**What to produce:** Pictures don't belong in the copy; print all the records exactly.

**Input rows:**
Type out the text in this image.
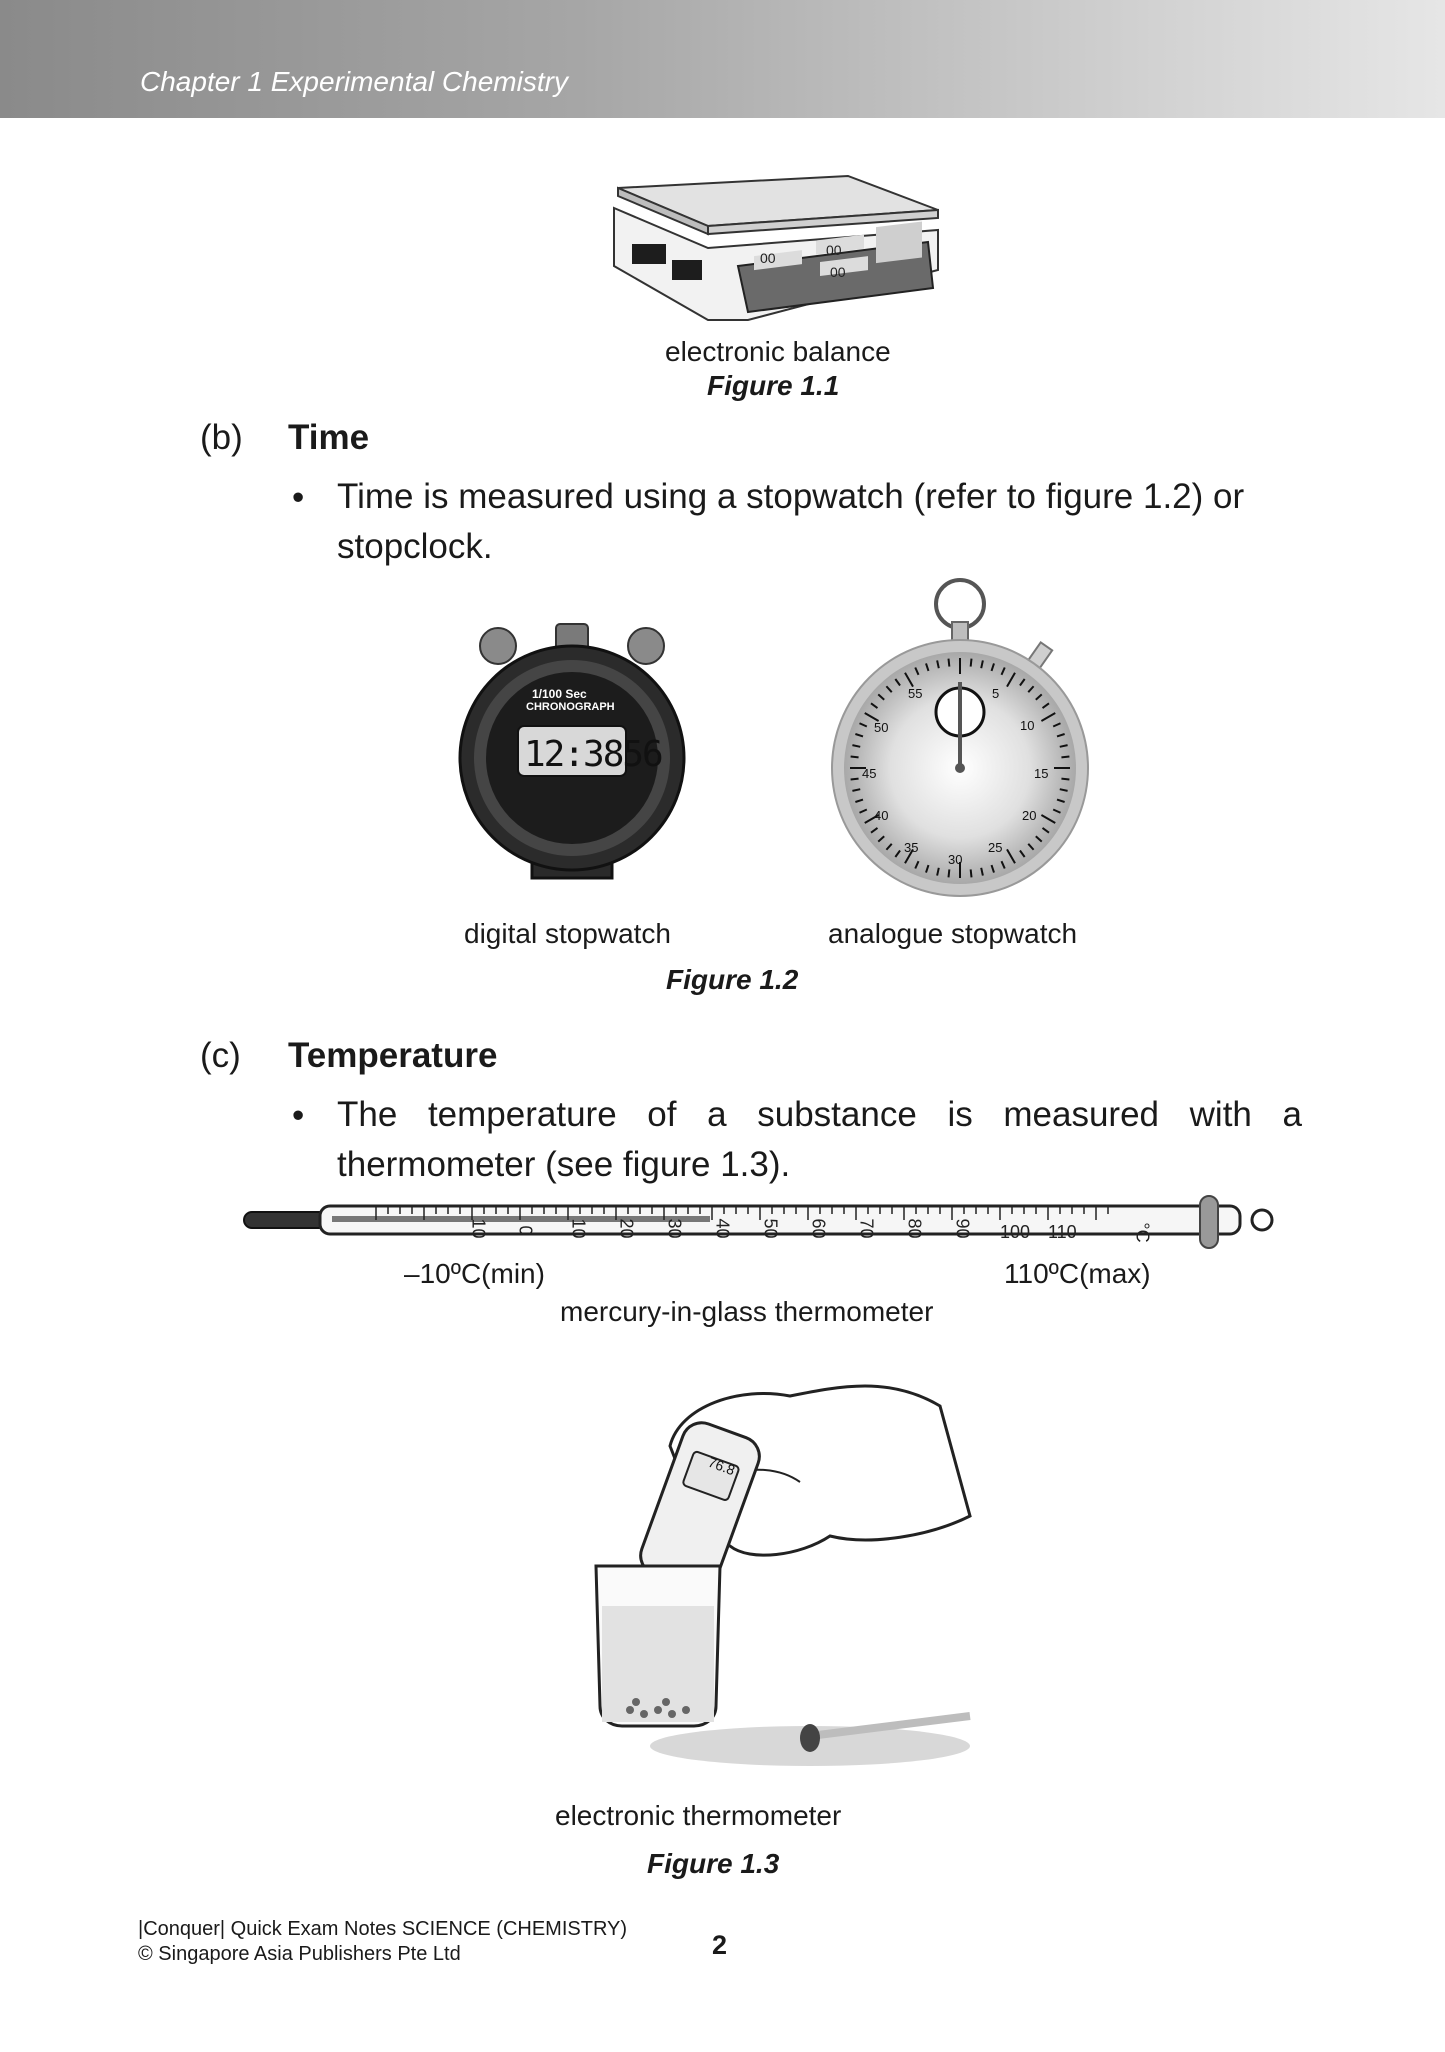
Chapter 1 Experimental Chemistry
00	00
00
electronic balance
Figure 1.1
(b) Time
• Time is measured using a stopwatch (refer to figure 1.2) or
stopclock.
1/100 Sec
CHRONOGRAPH
12:3856
55	5
10
15
20
25
30
35
40
45
50
digital stopwatch	analogue stopwatch
Figure 1.2
(c) Temperature
• The temperature of a substance is measured with a
thermometer (see figure 1.3).
10 0 10 20 30 40 50 60 70 80 90 100 110	°C
–10ºC(min)	110ºC(max)
mercury-in-glass thermometer
76.8
electronic thermometer
Figure 1.3
|Conquer| Quick Exam Notes SCIENCE (CHEMISTRY)
© Singapore Asia Publishers Pte Ltd	2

**Answer for this exercise:**
Type out the text in this image.
Chapter 1 Experimental Chemistry
00	00
00
electronic balance
Figure 1.1
(b) Time
• Time is measured using a stopwatch (refer to figure 1.2) or
stopclock.
1/100 Sec
CHRONOGRAPH
12:3856
55	5
10
15
20
25
30
35
40
45
50
digital stopwatch	analogue stopwatch
Figure 1.2
(c) Temperature
• The temperature of a substance is measured with a
thermometer (see figure 1.3).
10 0 10 20 30 40 50 60 70 80 90 100 110	°C
–10ºC(min)	110ºC(max)
mercury-in-glass thermometer
76.8
electronic thermometer
Figure 1.3
|Conquer| Quick Exam Notes SCIENCE (CHEMISTRY)
© Singapore Asia Publishers Pte Ltd	2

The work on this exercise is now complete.